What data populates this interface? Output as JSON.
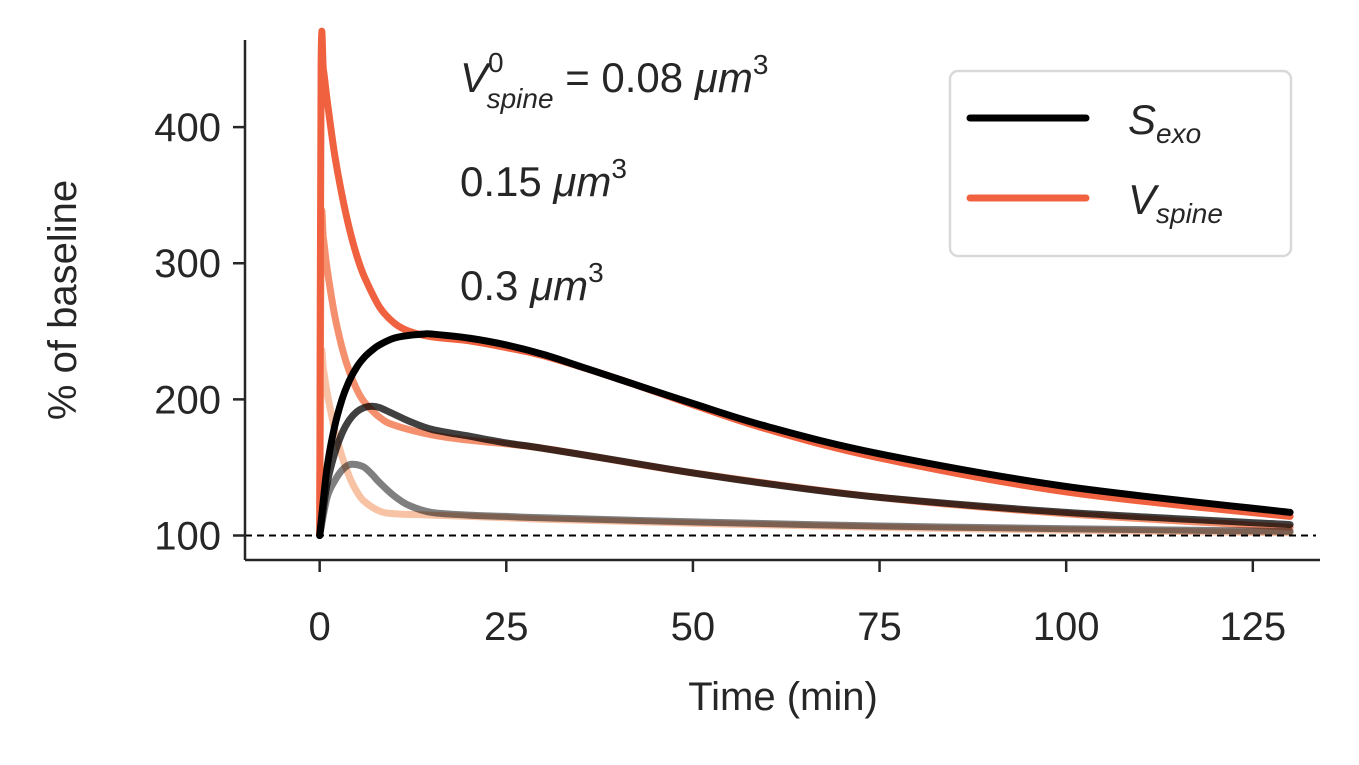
{
  "chart_data": {
    "type": "line",
    "title": "",
    "xlabel": "Time (min)",
    "ylabel": "% of baseline",
    "xlim": [
      -10,
      134
    ],
    "ylim": [
      82,
      464
    ],
    "xticks": [
      0,
      25,
      50,
      75,
      100,
      125
    ],
    "yticks": [
      100,
      200,
      300,
      400
    ],
    "baseline": 100,
    "grid": false,
    "legend": {
      "placement": "top-right",
      "entries": [
        {
          "base": "S",
          "sub": "exo",
          "color": "#000000"
        },
        {
          "base": "V",
          "sub": "spine",
          "color": "#f0613f"
        }
      ]
    },
    "annotations": [
      {
        "id": "v008",
        "base": "V",
        "sup": "0",
        "sub": "spine",
        "rest": " = 0.08 ",
        "unit": "μm",
        "power": "3"
      },
      {
        "id": "v015",
        "value": "0.15 ",
        "unit": "μm",
        "power": "3"
      },
      {
        "id": "v03",
        "value": "0.3 ",
        "unit": "μm",
        "power": "3"
      }
    ],
    "series": [
      {
        "group": "v_spine",
        "volume": 0.3,
        "color": "#f8c2a4",
        "opacity": 1.0,
        "x": [
          0,
          0.2,
          0.5,
          1,
          2,
          3,
          4,
          5,
          6,
          8,
          10,
          15,
          20,
          30,
          50,
          75,
          100,
          130
        ],
        "y": [
          100,
          228,
          222,
          205,
          178,
          158,
          143,
          132,
          125,
          118,
          116,
          115,
          114,
          112,
          109,
          106,
          104,
          102
        ]
      },
      {
        "group": "v_spine",
        "volume": 0.15,
        "color": "#f5906e",
        "opacity": 1.0,
        "x": [
          0,
          0.2,
          0.5,
          1,
          2,
          3,
          4,
          5,
          6,
          8,
          10,
          15,
          20,
          30,
          50,
          75,
          100,
          130
        ],
        "y": [
          100,
          323,
          318,
          296,
          262,
          238,
          220,
          207,
          198,
          187,
          181,
          174,
          170,
          164,
          146,
          128,
          116,
          106
        ]
      },
      {
        "group": "v_spine",
        "volume": 0.08,
        "color": "#f0613f",
        "opacity": 1.0,
        "x": [
          0,
          0.2,
          0.5,
          1,
          2,
          3,
          4,
          5,
          6,
          8,
          10,
          12,
          15,
          20,
          25,
          30,
          40,
          50,
          60,
          75,
          100,
          130
        ],
        "y": [
          100,
          445,
          442,
          420,
          380,
          350,
          325,
          305,
          290,
          268,
          256,
          250,
          246,
          243,
          238,
          232,
          215,
          196,
          178,
          157,
          132,
          114
        ]
      },
      {
        "group": "s_exo",
        "volume": 0.3,
        "color": "#000000",
        "opacity": 0.5,
        "x": [
          0,
          1,
          2,
          3,
          4,
          5,
          6,
          7,
          8,
          10,
          12,
          15,
          20,
          25,
          30,
          50,
          75,
          100,
          130
        ],
        "y": [
          100,
          128,
          140,
          148,
          152,
          152,
          150,
          145,
          139,
          129,
          122,
          117,
          115,
          114,
          113,
          110,
          107,
          105,
          103
        ]
      },
      {
        "group": "s_exo",
        "volume": 0.15,
        "color": "#000000",
        "opacity": 0.75,
        "x": [
          0,
          1,
          2,
          3,
          4,
          5,
          6,
          7,
          8,
          10,
          12,
          15,
          20,
          25,
          30,
          40,
          50,
          60,
          75,
          100,
          130
        ],
        "y": [
          100,
          138,
          160,
          175,
          185,
          191,
          194,
          195,
          194,
          189,
          184,
          178,
          173,
          168,
          164,
          155,
          146,
          138,
          128,
          117,
          108
        ]
      },
      {
        "group": "s_exo",
        "volume": 0.08,
        "color": "#000000",
        "opacity": 1.0,
        "x": [
          0,
          1,
          2,
          3,
          4,
          5,
          6,
          7,
          8,
          10,
          12,
          14,
          15,
          20,
          25,
          30,
          35,
          40,
          50,
          60,
          75,
          100,
          130
        ],
        "y": [
          100,
          150,
          180,
          200,
          214,
          224,
          231,
          236,
          240,
          245,
          247,
          248,
          248,
          245,
          240,
          233,
          224,
          215,
          197,
          180,
          160,
          136,
          117
        ]
      }
    ]
  }
}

TASK:
Copy out every line of the material above exactly, skipping the pictures.

THE SOLUTION:
What data populates this interface? Output as JSON.
{
  "chart_data": {
    "type": "line",
    "title": "",
    "xlabel": "Time (min)",
    "ylabel": "% of baseline",
    "xlim": [
      -10,
      134
    ],
    "ylim": [
      82,
      464
    ],
    "xticks": [
      0,
      25,
      50,
      75,
      100,
      125
    ],
    "yticks": [
      100,
      200,
      300,
      400
    ],
    "baseline": 100,
    "grid": false,
    "legend": {
      "placement": "top-right",
      "entries": [
        {
          "base": "S",
          "sub": "exo",
          "color": "#000000"
        },
        {
          "base": "V",
          "sub": "spine",
          "color": "#f0613f"
        }
      ]
    },
    "annotations": [
      {
        "id": "v008",
        "base": "V",
        "sup": "0",
        "sub": "spine",
        "rest": " = 0.08 ",
        "unit": "μm",
        "power": "3"
      },
      {
        "id": "v015",
        "value": "0.15 ",
        "unit": "μm",
        "power": "3"
      },
      {
        "id": "v03",
        "value": "0.3 ",
        "unit": "μm",
        "power": "3"
      }
    ],
    "series": [
      {
        "group": "v_spine",
        "volume": 0.3,
        "color": "#f8c2a4",
        "opacity": 1.0,
        "x": [
          0,
          0.2,
          0.5,
          1,
          2,
          3,
          4,
          5,
          6,
          8,
          10,
          15,
          20,
          30,
          50,
          75,
          100,
          130
        ],
        "y": [
          100,
          228,
          222,
          205,
          178,
          158,
          143,
          132,
          125,
          118,
          116,
          115,
          114,
          112,
          109,
          106,
          104,
          102
        ]
      },
      {
        "group": "v_spine",
        "volume": 0.15,
        "color": "#f5906e",
        "opacity": 1.0,
        "x": [
          0,
          0.2,
          0.5,
          1,
          2,
          3,
          4,
          5,
          6,
          8,
          10,
          15,
          20,
          30,
          50,
          75,
          100,
          130
        ],
        "y": [
          100,
          323,
          318,
          296,
          262,
          238,
          220,
          207,
          198,
          187,
          181,
          174,
          170,
          164,
          146,
          128,
          116,
          106
        ]
      },
      {
        "group": "v_spine",
        "volume": 0.08,
        "color": "#f0613f",
        "opacity": 1.0,
        "x": [
          0,
          0.2,
          0.5,
          1,
          2,
          3,
          4,
          5,
          6,
          8,
          10,
          12,
          15,
          20,
          25,
          30,
          40,
          50,
          60,
          75,
          100,
          130
        ],
        "y": [
          100,
          445,
          442,
          420,
          380,
          350,
          325,
          305,
          290,
          268,
          256,
          250,
          246,
          243,
          238,
          232,
          215,
          196,
          178,
          157,
          132,
          114
        ]
      },
      {
        "group": "s_exo",
        "volume": 0.3,
        "color": "#000000",
        "opacity": 0.5,
        "x": [
          0,
          1,
          2,
          3,
          4,
          5,
          6,
          7,
          8,
          10,
          12,
          15,
          20,
          25,
          30,
          50,
          75,
          100,
          130
        ],
        "y": [
          100,
          128,
          140,
          148,
          152,
          152,
          150,
          145,
          139,
          129,
          122,
          117,
          115,
          114,
          113,
          110,
          107,
          105,
          103
        ]
      },
      {
        "group": "s_exo",
        "volume": 0.15,
        "color": "#000000",
        "opacity": 0.75,
        "x": [
          0,
          1,
          2,
          3,
          4,
          5,
          6,
          7,
          8,
          10,
          12,
          15,
          20,
          25,
          30,
          40,
          50,
          60,
          75,
          100,
          130
        ],
        "y": [
          100,
          138,
          160,
          175,
          185,
          191,
          194,
          195,
          194,
          189,
          184,
          178,
          173,
          168,
          164,
          155,
          146,
          138,
          128,
          117,
          108
        ]
      },
      {
        "group": "s_exo",
        "volume": 0.08,
        "color": "#000000",
        "opacity": 1.0,
        "x": [
          0,
          1,
          2,
          3,
          4,
          5,
          6,
          7,
          8,
          10,
          12,
          14,
          15,
          20,
          25,
          30,
          35,
          40,
          50,
          60,
          75,
          100,
          130
        ],
        "y": [
          100,
          150,
          180,
          200,
          214,
          224,
          231,
          236,
          240,
          245,
          247,
          248,
          248,
          245,
          240,
          233,
          224,
          215,
          197,
          180,
          160,
          136,
          117
        ]
      }
    ]
  }
}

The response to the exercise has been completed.